** START OF PROVIDED MATERIAL **

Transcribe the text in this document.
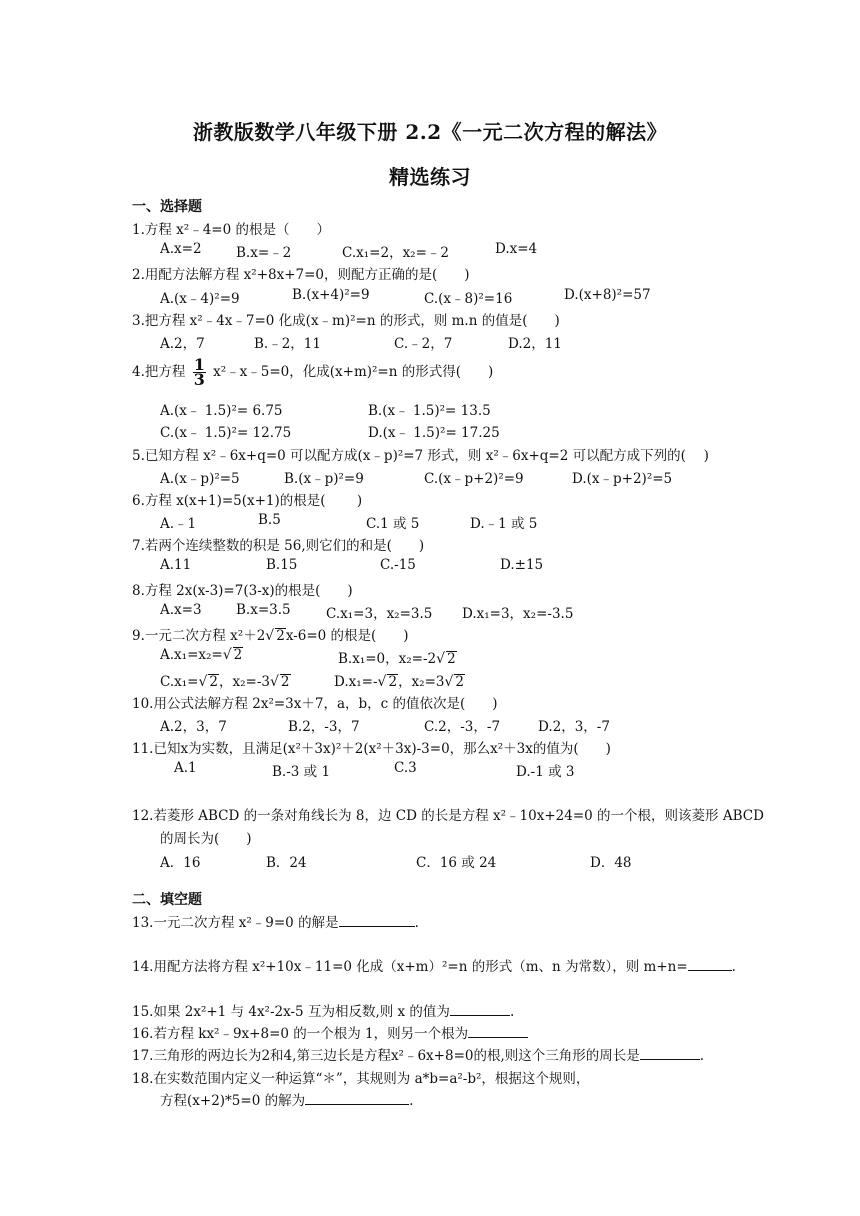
浙教版数学八年级下册 2.2《一元二次方程的解法》
精选练习
一、选择题
1.方程 x²﹣4=0 的根是（　　）
A.x=2	B.x=﹣2	C.x₁=2，x₂=﹣2	D.x=4
2.用配方法解方程 x²+8x+7=0，则配方正确的是(　　)
A.(x﹣4)²=9	B.(x+4)²=9	C.(x﹣8)²=16	D.(x+8)²=57
3.把方程 x²﹣4x﹣7=0 化成(x﹣m)²=n 的形式，则 m.n 的值是(　　)
A.2，7	B.﹣2，11	C.﹣2，7	D.2，11
4.把方程 $\frac{1}{3}$ x²﹣x﹣5=0，化成(x+m)²=n 的形式得(　　)
A.(x﹣ 1.5)²= 6.75	B.(x﹣ 1.5)²= 13.5
C.(x﹣ 1.5)²= 12.75	D.(x﹣ 1.5)²= 17.25
5.已知方程 x²﹣6x+q=0 可以配方成(x﹣p)²=7 形式，则 x²﹣6x+q=2 可以配方成下列的(　 )
A.(x﹣p)²=5	B.(x﹣p)²=9	C.(x﹣p+2)²=9	D.(x﹣p+2)²=5
6.方程 x(x+1)=5(x+1)的根是(　　 )
A.﹣1	B.5	C.1 或 5	D.﹣1 或 5
7.若两个连续整数的积是 56,则它们的和是(　　)
A.11	B.15	C.-15	D.±15
8.方程 2x(x-3)=7(3-x)的根是(　　)
A.x=3	B.x=3.5	C.x₁=3，x₂=3.5 D.x₁=3，x₂=-3.5
9.一元二次方程 x²＋2√ 2x-6=0 的根是(　　)
A.x₁=x₂=√ 2	B.x₁=0，x₂=-2√ 2
C.x₁=√ 2，x₂=-3√ 2	D.x₁=-√ 2，x₂=3√ 2
10.用公式法解方程 2x²=3x＋7，a，b，c 的值依次是(　　)
A.2，3，7	B.2，-3，7	C.2，-3，-7	D.2，3，-7
11.已知x为实数，且满足(x²＋3x)²＋2(x²＋3x)-3=0，那么x²＋3x的值为(　　)
A.1	B.-3 或 1	C.3	D.-1 或 3
12.若菱形 ABCD 的一条对角线长为 8，边 CD 的长是方程 x²﹣10x+24=0 的一个根，则该菱形 ABCD
的周长为(　　)
A．16	B．24	C．16 或 24	D．48
二、填空题
13.一元二次方程 x²﹣9=0 的解是	.
14.用配方法将方程 x²+10x﹣11=0 化成（x+m）²=n 的形式（m、n 为常数），则 m+n=	.
15.如果 2x²+1 与 4x²-2x-5 互为相反数,则 x 的值为	.
16.若方程 kx²﹣9x+8=0 的一个根为 1，则另一个根为
17.三角形的两边长为2和4,第三边长是方程x²﹣6x+8=0的根,则这个三角形的周长是	.
18.在实数范围内定义一种运算“＊”，其规则为 a*b=a²-b²，根据这个规则，
方程(x+2)*5=0 的解为	.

** END OF PROVIDED MATERIAL **

Return the records exactly. Don't carry the pictures over.

EXERCISE RESULT:
Transcribe the text in this document.
浙教版数学八年级下册 2.2《一元二次方程的解法》
精选练习
一、选择题
1.方程 x²﹣4=0 的根是（　　）
A.x=2	B.x=﹣2	C.x₁=2，x₂=﹣2	D.x=4
2.用配方法解方程 x²+8x+7=0，则配方正确的是(　　)
A.(x﹣4)²=9	B.(x+4)²=9	C.(x﹣8)²=16	D.(x+8)²=57
3.把方程 x²﹣4x﹣7=0 化成(x﹣m)²=n 的形式，则 m.n 的值是(　　)
A.2，7	B.﹣2，11	C.﹣2，7	D.2，11
4.把方程 $\frac{1}{3}$ x²﹣x﹣5=0，化成(x+m)²=n 的形式得(　　)
A.(x﹣ 1.5)²= 6.75	B.(x﹣ 1.5)²= 13.5
C.(x﹣ 1.5)²= 12.75	D.(x﹣ 1.5)²= 17.25
5.已知方程 x²﹣6x+q=0 可以配方成(x﹣p)²=7 形式，则 x²﹣6x+q=2 可以配方成下列的(　 )
A.(x﹣p)²=5	B.(x﹣p)²=9	C.(x﹣p+2)²=9	D.(x﹣p+2)²=5
6.方程 x(x+1)=5(x+1)的根是(　　 )
A.﹣1	B.5	C.1 或 5	D.﹣1 或 5
7.若两个连续整数的积是 56,则它们的和是(　　)
A.11	B.15	C.-15	D.±15
8.方程 2x(x-3)=7(3-x)的根是(　　)
A.x=3	B.x=3.5	C.x₁=3，x₂=3.5 D.x₁=3，x₂=-3.5
9.一元二次方程 x²＋2√ 2x-6=0 的根是(　　)
A.x₁=x₂=√ 2	B.x₁=0，x₂=-2√ 2
C.x₁=√ 2，x₂=-3√ 2	D.x₁=-√ 2，x₂=3√ 2
10.用公式法解方程 2x²=3x＋7，a，b，c 的值依次是(　　)
A.2，3，7	B.2，-3，7	C.2，-3，-7	D.2，3，-7
11.已知x为实数，且满足(x²＋3x)²＋2(x²＋3x)-3=0，那么x²＋3x的值为(　　)
A.1	B.-3 或 1	C.3	D.-1 或 3
12.若菱形 ABCD 的一条对角线长为 8，边 CD 的长是方程 x²﹣10x+24=0 的一个根，则该菱形 ABCD
的周长为(　　)
A．16	B．24	C．16 或 24	D．48
二、填空题
13.一元二次方程 x²﹣9=0 的解是	.
14.用配方法将方程 x²+10x﹣11=0 化成（x+m）²=n 的形式（m、n 为常数），则 m+n=	.
15.如果 2x²+1 与 4x²-2x-5 互为相反数,则 x 的值为	.
16.若方程 kx²﹣9x+8=0 的一个根为 1，则另一个根为
17.三角形的两边长为2和4,第三边长是方程x²﹣6x+8=0的根,则这个三角形的周长是	.
18.在实数范围内定义一种运算“＊”，其规则为 a*b=a²-b²，根据这个规则，
方程(x+2)*5=0 的解为	.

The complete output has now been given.